**INSTRUCTIONS FOR THE TASK:**
How many lines of these entries include the string "的方程式为"? State the number alone.

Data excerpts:
☆ ☆ ☆ ☆

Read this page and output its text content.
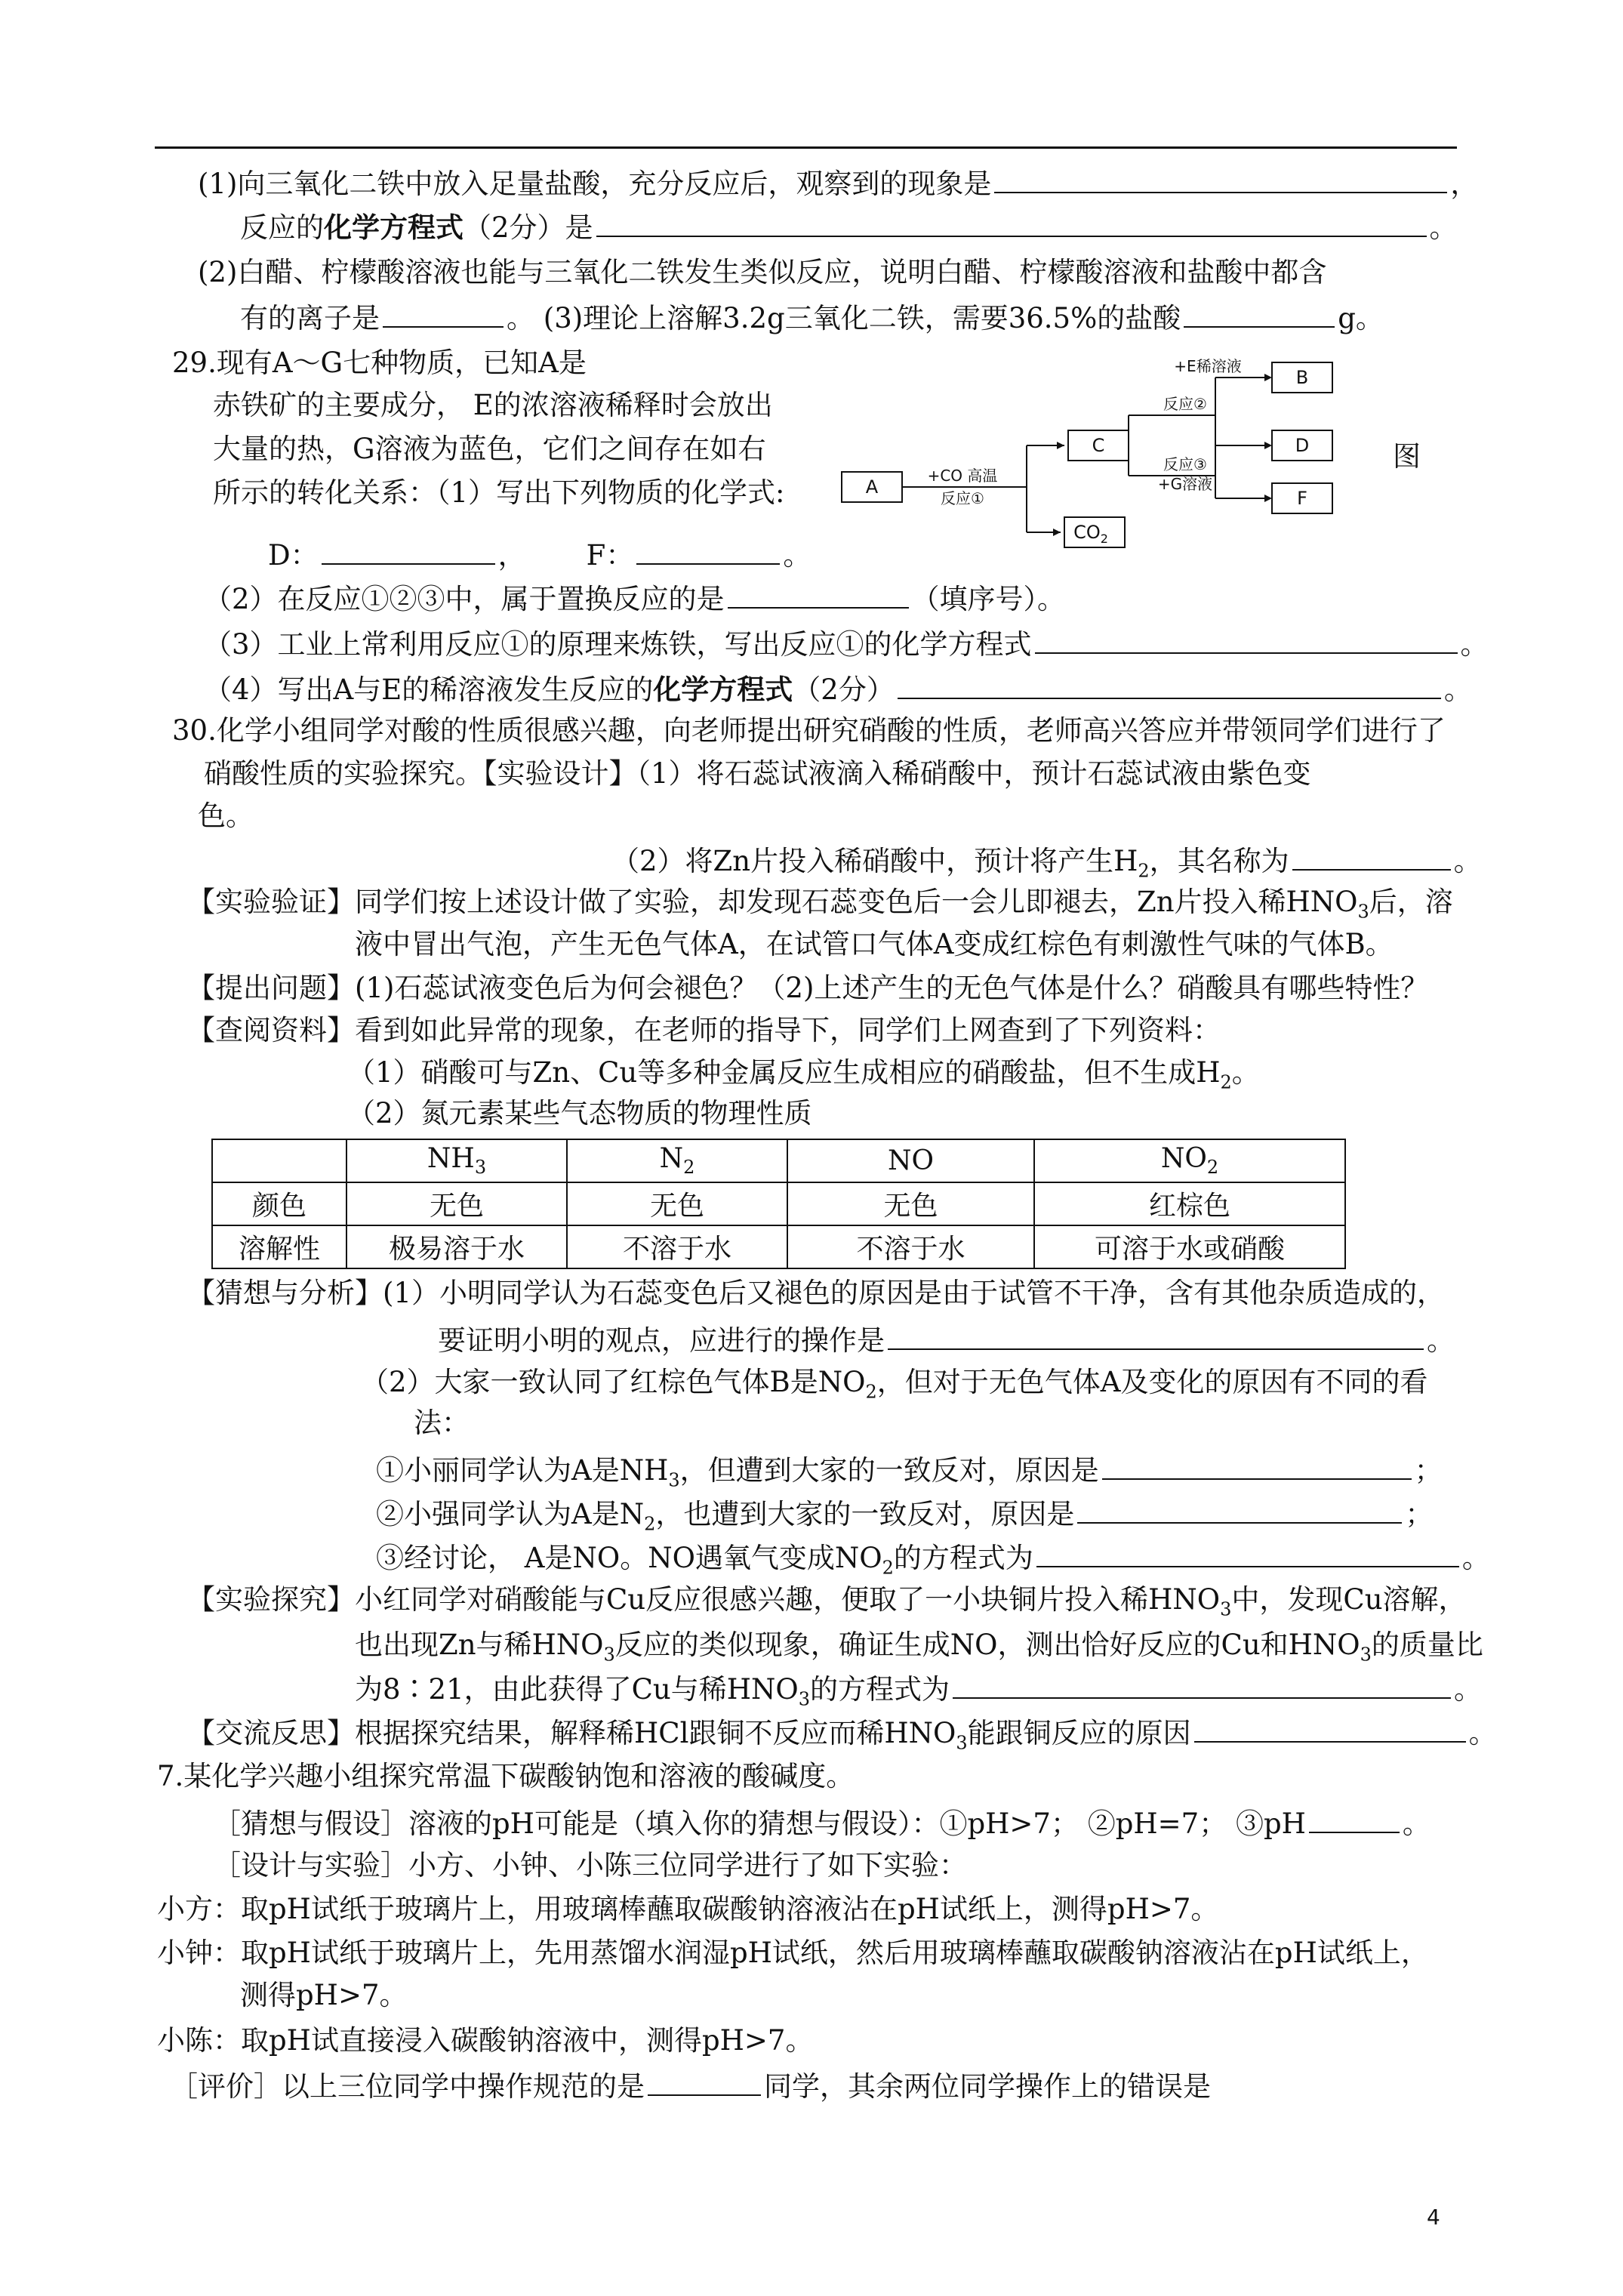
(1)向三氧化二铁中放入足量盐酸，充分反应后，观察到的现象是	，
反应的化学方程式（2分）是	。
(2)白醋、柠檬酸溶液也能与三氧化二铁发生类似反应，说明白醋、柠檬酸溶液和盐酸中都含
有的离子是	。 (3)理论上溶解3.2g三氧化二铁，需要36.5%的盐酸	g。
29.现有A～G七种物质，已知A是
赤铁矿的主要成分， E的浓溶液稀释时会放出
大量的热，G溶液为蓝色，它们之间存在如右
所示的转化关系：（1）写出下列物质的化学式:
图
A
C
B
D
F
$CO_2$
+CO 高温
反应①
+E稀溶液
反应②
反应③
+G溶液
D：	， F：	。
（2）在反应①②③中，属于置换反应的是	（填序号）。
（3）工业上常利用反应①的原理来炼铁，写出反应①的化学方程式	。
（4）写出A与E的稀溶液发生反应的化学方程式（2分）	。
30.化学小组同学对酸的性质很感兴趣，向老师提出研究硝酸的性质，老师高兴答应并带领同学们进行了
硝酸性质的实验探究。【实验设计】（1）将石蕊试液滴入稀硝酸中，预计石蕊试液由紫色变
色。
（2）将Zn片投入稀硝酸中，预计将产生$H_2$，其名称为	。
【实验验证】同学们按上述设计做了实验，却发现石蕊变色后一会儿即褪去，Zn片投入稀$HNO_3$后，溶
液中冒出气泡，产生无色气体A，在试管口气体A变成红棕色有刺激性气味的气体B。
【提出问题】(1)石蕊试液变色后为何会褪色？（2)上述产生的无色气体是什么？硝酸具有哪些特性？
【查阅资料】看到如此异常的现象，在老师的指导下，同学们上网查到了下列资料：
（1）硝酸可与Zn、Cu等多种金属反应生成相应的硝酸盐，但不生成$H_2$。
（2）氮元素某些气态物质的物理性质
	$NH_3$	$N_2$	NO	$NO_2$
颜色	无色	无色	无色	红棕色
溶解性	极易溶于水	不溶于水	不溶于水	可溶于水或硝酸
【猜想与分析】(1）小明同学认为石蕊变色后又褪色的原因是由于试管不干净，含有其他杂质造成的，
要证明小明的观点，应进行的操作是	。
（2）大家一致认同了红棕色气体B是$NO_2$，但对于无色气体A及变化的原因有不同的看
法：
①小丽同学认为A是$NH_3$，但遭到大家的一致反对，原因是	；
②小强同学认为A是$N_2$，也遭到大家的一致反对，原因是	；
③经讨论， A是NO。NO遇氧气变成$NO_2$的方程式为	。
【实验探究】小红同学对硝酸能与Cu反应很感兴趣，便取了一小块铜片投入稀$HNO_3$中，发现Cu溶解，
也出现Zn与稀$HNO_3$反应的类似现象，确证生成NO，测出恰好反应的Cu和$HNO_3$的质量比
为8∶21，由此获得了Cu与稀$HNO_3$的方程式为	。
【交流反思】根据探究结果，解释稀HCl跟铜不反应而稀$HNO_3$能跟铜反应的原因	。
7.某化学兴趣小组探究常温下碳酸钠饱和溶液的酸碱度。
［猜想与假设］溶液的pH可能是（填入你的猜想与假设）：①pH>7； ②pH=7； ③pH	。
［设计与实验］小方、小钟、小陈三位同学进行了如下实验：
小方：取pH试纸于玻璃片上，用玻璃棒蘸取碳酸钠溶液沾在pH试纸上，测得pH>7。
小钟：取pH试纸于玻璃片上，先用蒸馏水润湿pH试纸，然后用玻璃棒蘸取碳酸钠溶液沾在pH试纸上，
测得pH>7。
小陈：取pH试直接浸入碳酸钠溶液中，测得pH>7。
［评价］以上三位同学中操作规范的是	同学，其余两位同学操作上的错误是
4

☆ ☆ ☆ ☆

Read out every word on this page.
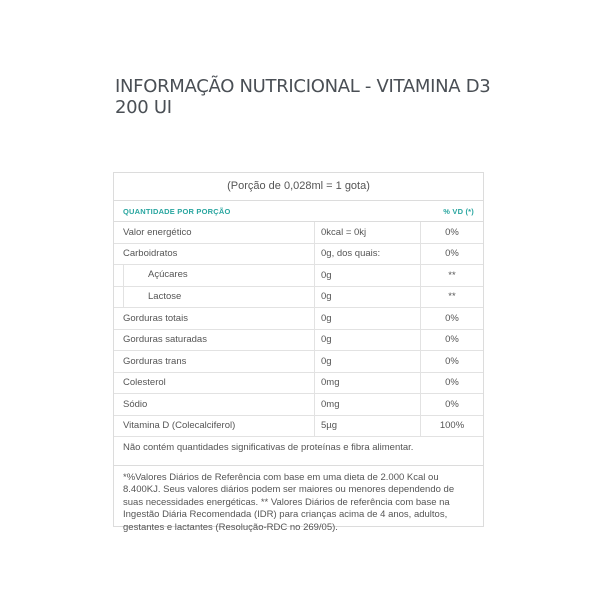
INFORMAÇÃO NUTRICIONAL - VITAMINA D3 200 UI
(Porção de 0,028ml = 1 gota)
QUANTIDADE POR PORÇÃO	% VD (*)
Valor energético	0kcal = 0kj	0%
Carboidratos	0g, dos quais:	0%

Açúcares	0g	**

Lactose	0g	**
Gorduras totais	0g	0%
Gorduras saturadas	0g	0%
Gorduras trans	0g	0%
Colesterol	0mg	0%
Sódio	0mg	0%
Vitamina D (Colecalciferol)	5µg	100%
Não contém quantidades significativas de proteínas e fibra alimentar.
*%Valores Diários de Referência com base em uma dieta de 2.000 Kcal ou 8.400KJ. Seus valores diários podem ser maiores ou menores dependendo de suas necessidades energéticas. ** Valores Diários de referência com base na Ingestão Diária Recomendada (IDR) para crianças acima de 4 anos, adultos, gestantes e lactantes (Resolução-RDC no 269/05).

☆ ☆ ☆ ☆

**ANSWER FOR THE TASK:**
2